Across the data below, how many lines hold "customers"? Answer with that number and nothing else.

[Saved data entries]
————

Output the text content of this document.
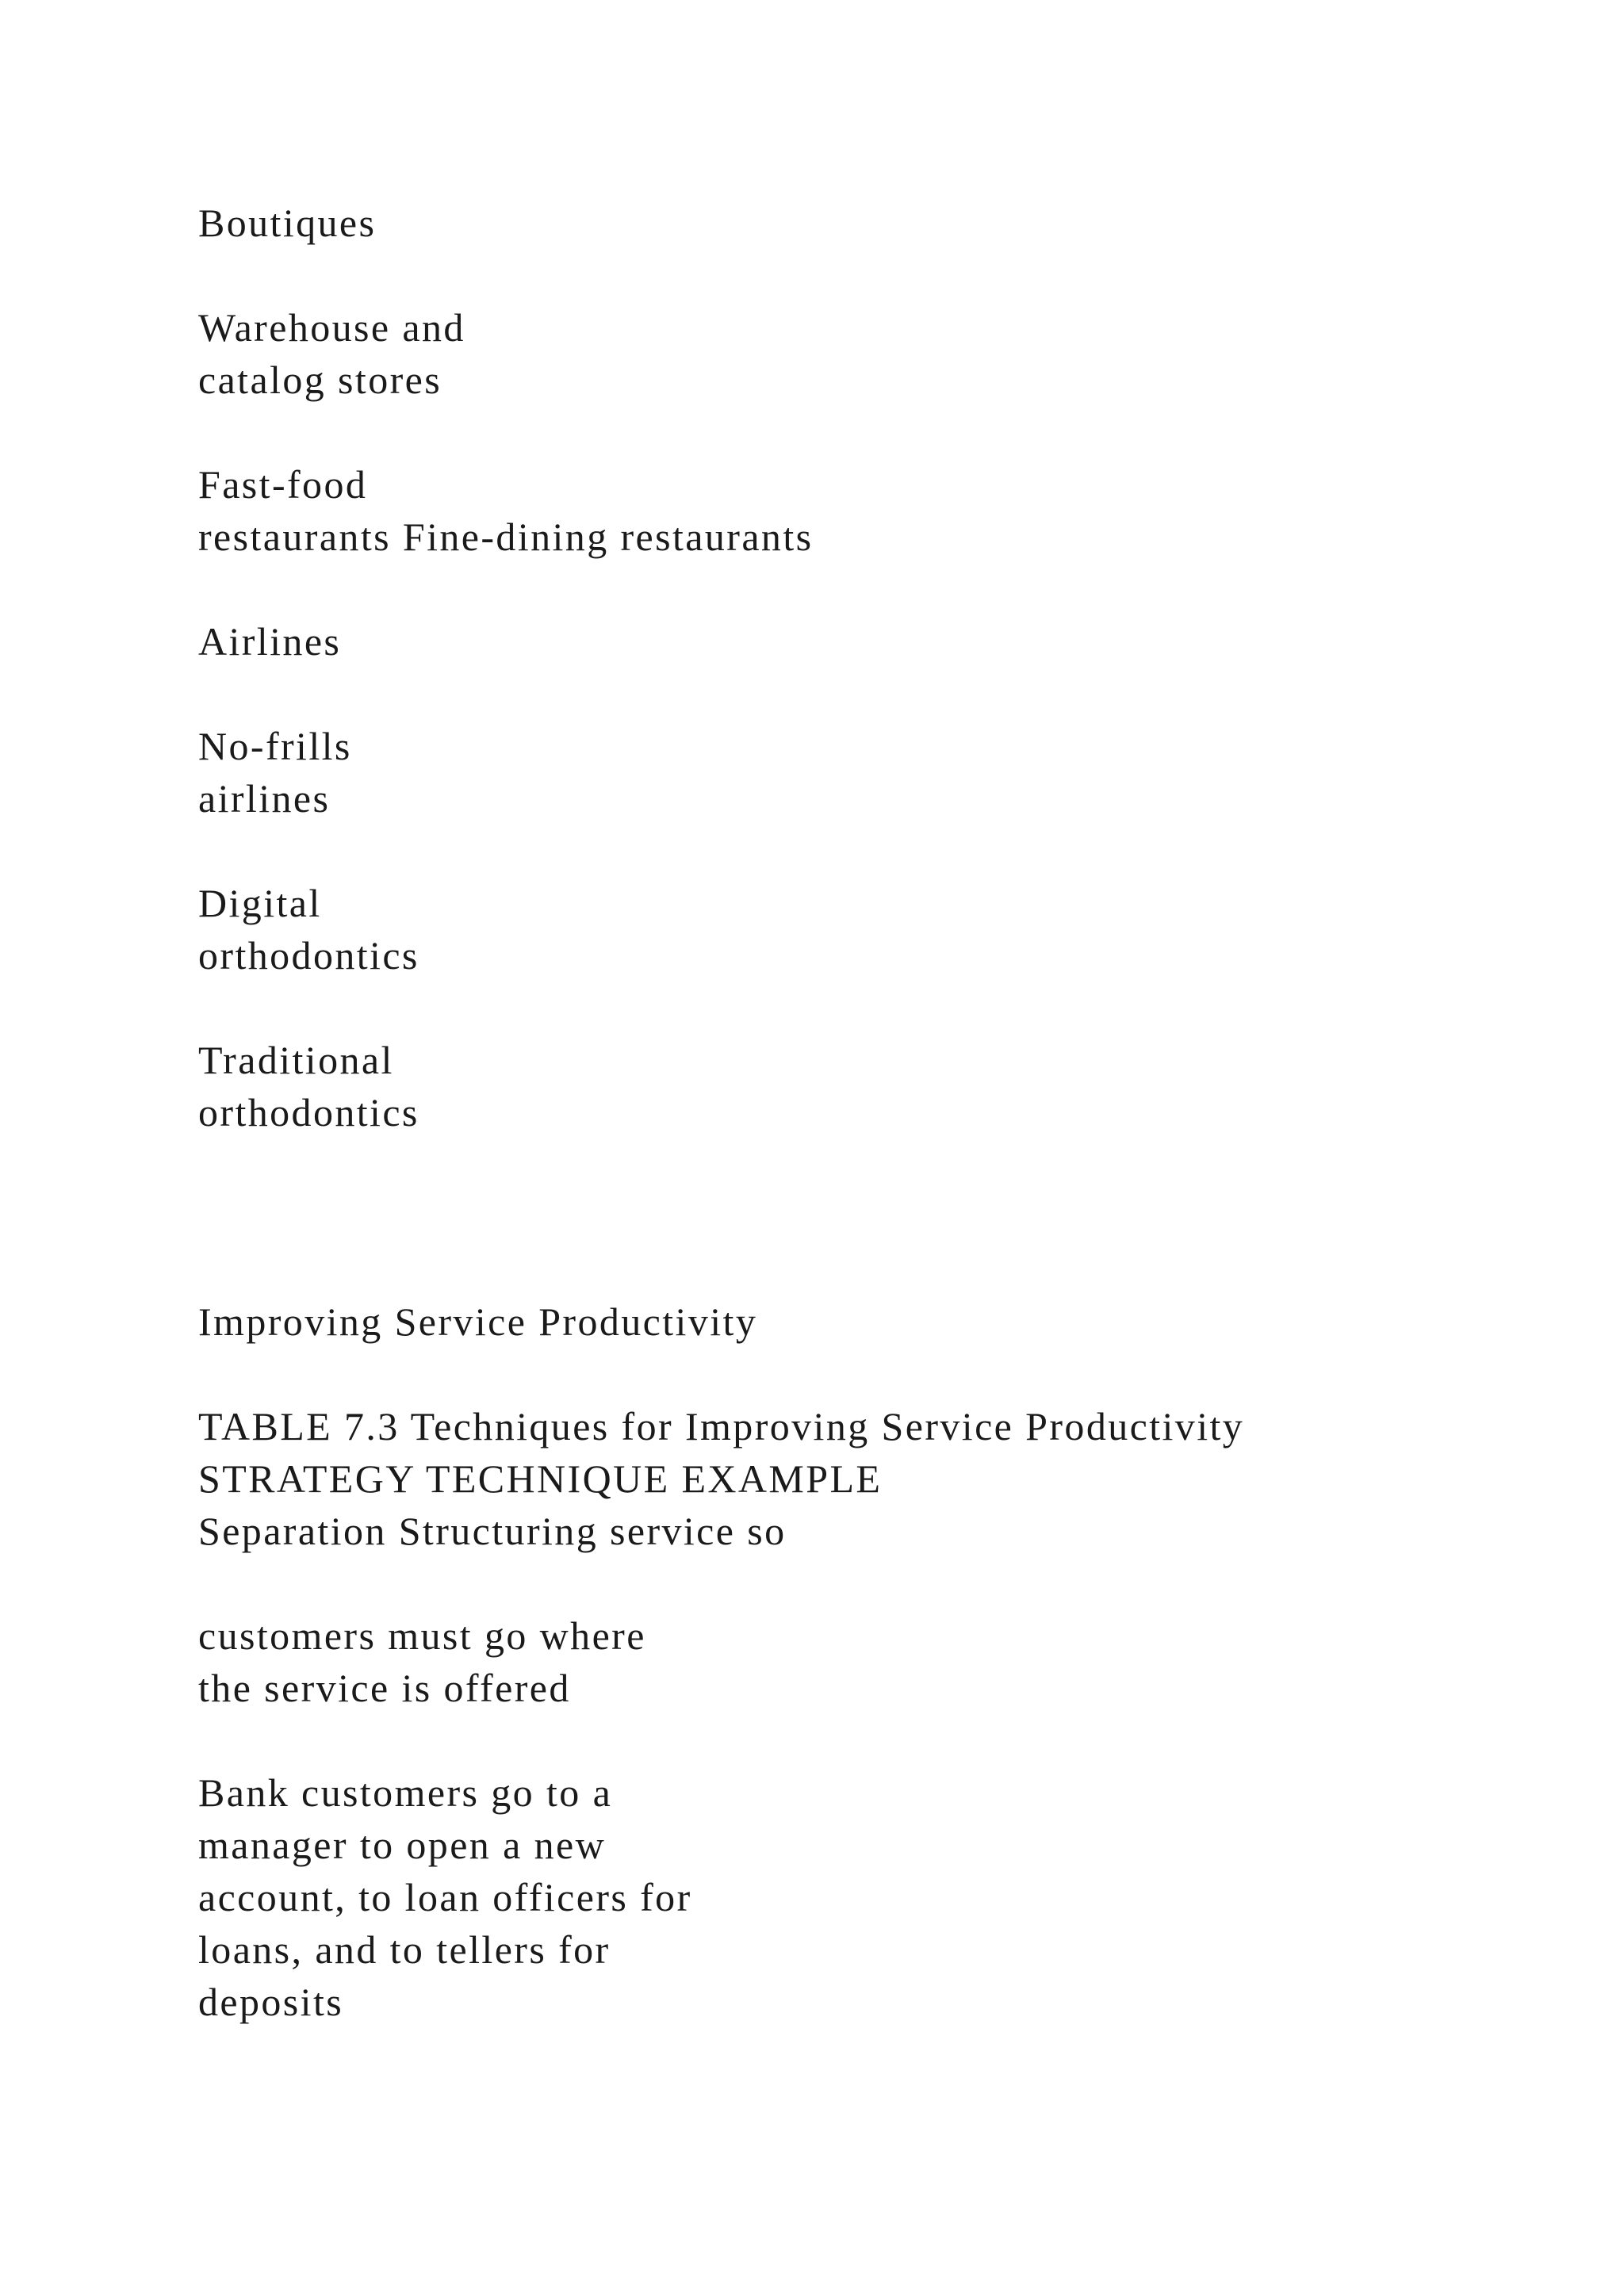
Boutiques

Warehouse and

catalog stores

Fast-food

restaurants Fine-dining restaurants

Airlines

No-frills

airlines

Digital

orthodontics

Traditional

orthodontics

Improving Service Productivity

TABLE 7.3 Techniques for Improving Service Productivity

STRATEGY TECHNIQUE EXAMPLE

Separation Structuring service so

customers must go where

the service is offered

Bank customers go to a

manager to open a new

account, to loan officers for

loans, and to tellers for

deposits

————

- _FULL OUTPUT_
2